__Set problem__. Return the material word for word. Do not include pictures.

(Data excerpts)
──────────

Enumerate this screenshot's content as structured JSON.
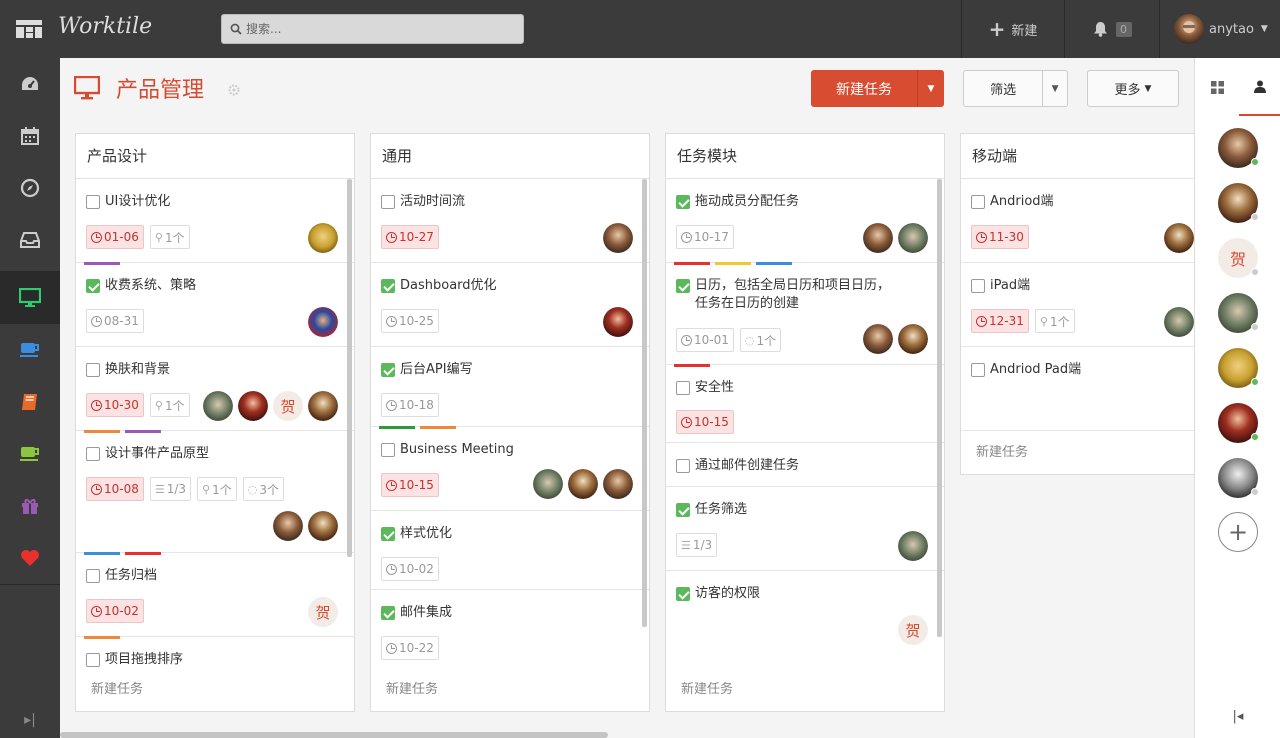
{
  "app": {
    "name": "Worktile"
  },
  "search": {
    "placeholder": "搜索..."
  },
  "topbar": {
    "new_label": "新建",
    "notif_count": "0",
    "user_name": "anytao"
  },
  "project": {
    "title": "产品管理"
  },
  "toolbar": {
    "new_task": "新建任务",
    "filter": "筛选",
    "more": "更多"
  },
  "colors": {
    "accent": "#d84c31",
    "done": "#5cb85c",
    "due_bg": "#fbe3e3",
    "nav_active": "#2ecc71"
  },
  "columns": [
    {
      "title": "产品设计",
      "footer": "新建任务"
    },
    {
      "title": "通用",
      "footer": "新建任务"
    },
    {
      "title": "任务模块",
      "footer": "新建任务"
    },
    {
      "title": "移动端",
      "footer": "新建任务"
    }
  ],
  "tasks": {
    "c0": [
      {
        "title": "UI设计优化",
        "due": "01-06",
        "attach": "1个"
      },
      {
        "title": "收费系统、策略",
        "due": "08-31"
      },
      {
        "title": "换肤和背景",
        "due": "10-30",
        "attach": "1个",
        "he": "贺"
      },
      {
        "title": "设计事件产品原型",
        "due": "10-08",
        "checklist": "1/3",
        "attach": "1个",
        "comments": "3个"
      },
      {
        "title": "任务归档",
        "due": "10-02",
        "he": "贺"
      },
      {
        "title": "项目拖拽排序"
      }
    ],
    "c1": [
      {
        "title": "活动时间流",
        "due": "10-27"
      },
      {
        "title": "Dashboard优化",
        "due": "10-25"
      },
      {
        "title": "后台API编写",
        "due": "10-18"
      },
      {
        "title": "Business Meeting",
        "due": "10-15"
      },
      {
        "title": "样式优化",
        "due": "10-02"
      },
      {
        "title": "邮件集成",
        "due": "10-22"
      }
    ],
    "c2": [
      {
        "title": "拖动成员分配任务",
        "due": "10-17"
      },
      {
        "title_l1": "日历，包括全局日历和项目日历，",
        "title_l2": "任务在日历的创建",
        "due": "10-01",
        "comments": "1个"
      },
      {
        "title": "安全性",
        "due": "10-15"
      },
      {
        "title": "通过邮件创建任务"
      },
      {
        "title": "任务筛选",
        "checklist": "1/3"
      },
      {
        "title": "访客的权限",
        "he": "贺"
      }
    ],
    "c3": [
      {
        "title": "Andriod端",
        "due": "11-30"
      },
      {
        "title": "iPad端",
        "due": "12-31",
        "attach": "1个"
      },
      {
        "title": "Andriod Pad端"
      }
    ]
  },
  "members": {
    "he": "贺"
  },
  "icons": [
    "logo-grid-icon",
    "search-icon",
    "plus-icon",
    "bell-icon",
    "dashboard-icon",
    "calendar-icon",
    "compass-icon",
    "inbox-icon",
    "monitor-icon",
    "coffee-icon",
    "book-icon",
    "cup-icon",
    "gift-icon",
    "heart-icon",
    "gear-icon",
    "clock-icon",
    "paperclip-icon",
    "checklist-icon",
    "comment-icon",
    "grid-icon",
    "user-icon",
    "collapse-icon"
  ]
}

──────────

__Answer to this problem__.
Enumerate this screenshot's content as structured JSON.
{
  "app": {
    "name": "Worktile"
  },
  "search": {
    "placeholder": "搜索..."
  },
  "topbar": {
    "new_label": "新建",
    "notif_count": "0",
    "user_name": "anytao"
  },
  "project": {
    "title": "产品管理"
  },
  "toolbar": {
    "new_task": "新建任务",
    "filter": "筛选",
    "more": "更多"
  },
  "colors": {
    "accent": "#d84c31",
    "done": "#5cb85c",
    "due_bg": "#fbe3e3",
    "nav_active": "#2ecc71"
  },
  "columns": [
    {
      "title": "产品设计",
      "footer": "新建任务"
    },
    {
      "title": "通用",
      "footer": "新建任务"
    },
    {
      "title": "任务模块",
      "footer": "新建任务"
    },
    {
      "title": "移动端",
      "footer": "新建任务"
    }
  ],
  "tasks": {
    "c0": [
      {
        "title": "UI设计优化",
        "due": "01-06",
        "attach": "1个"
      },
      {
        "title": "收费系统、策略",
        "due": "08-31"
      },
      {
        "title": "换肤和背景",
        "due": "10-30",
        "attach": "1个",
        "he": "贺"
      },
      {
        "title": "设计事件产品原型",
        "due": "10-08",
        "checklist": "1/3",
        "attach": "1个",
        "comments": "3个"
      },
      {
        "title": "任务归档",
        "due": "10-02",
        "he": "贺"
      },
      {
        "title": "项目拖拽排序"
      }
    ],
    "c1": [
      {
        "title": "活动时间流",
        "due": "10-27"
      },
      {
        "title": "Dashboard优化",
        "due": "10-25"
      },
      {
        "title": "后台API编写",
        "due": "10-18"
      },
      {
        "title": "Business Meeting",
        "due": "10-15"
      },
      {
        "title": "样式优化",
        "due": "10-02"
      },
      {
        "title": "邮件集成",
        "due": "10-22"
      }
    ],
    "c2": [
      {
        "title": "拖动成员分配任务",
        "due": "10-17"
      },
      {
        "title_l1": "日历，包括全局日历和项目日历，",
        "title_l2": "任务在日历的创建",
        "due": "10-01",
        "comments": "1个"
      },
      {
        "title": "安全性",
        "due": "10-15"
      },
      {
        "title": "通过邮件创建任务"
      },
      {
        "title": "任务筛选",
        "checklist": "1/3"
      },
      {
        "title": "访客的权限",
        "he": "贺"
      }
    ],
    "c3": [
      {
        "title": "Andriod端",
        "due": "11-30"
      },
      {
        "title": "iPad端",
        "due": "12-31",
        "attach": "1个"
      },
      {
        "title": "Andriod Pad端"
      }
    ]
  },
  "members": {
    "he": "贺"
  },
  "icons": [
    "logo-grid-icon",
    "search-icon",
    "plus-icon",
    "bell-icon",
    "dashboard-icon",
    "calendar-icon",
    "compass-icon",
    "inbox-icon",
    "monitor-icon",
    "coffee-icon",
    "book-icon",
    "cup-icon",
    "gift-icon",
    "heart-icon",
    "gear-icon",
    "clock-icon",
    "paperclip-icon",
    "checklist-icon",
    "comment-icon",
    "grid-icon",
    "user-icon",
    "collapse-icon"
  ]
}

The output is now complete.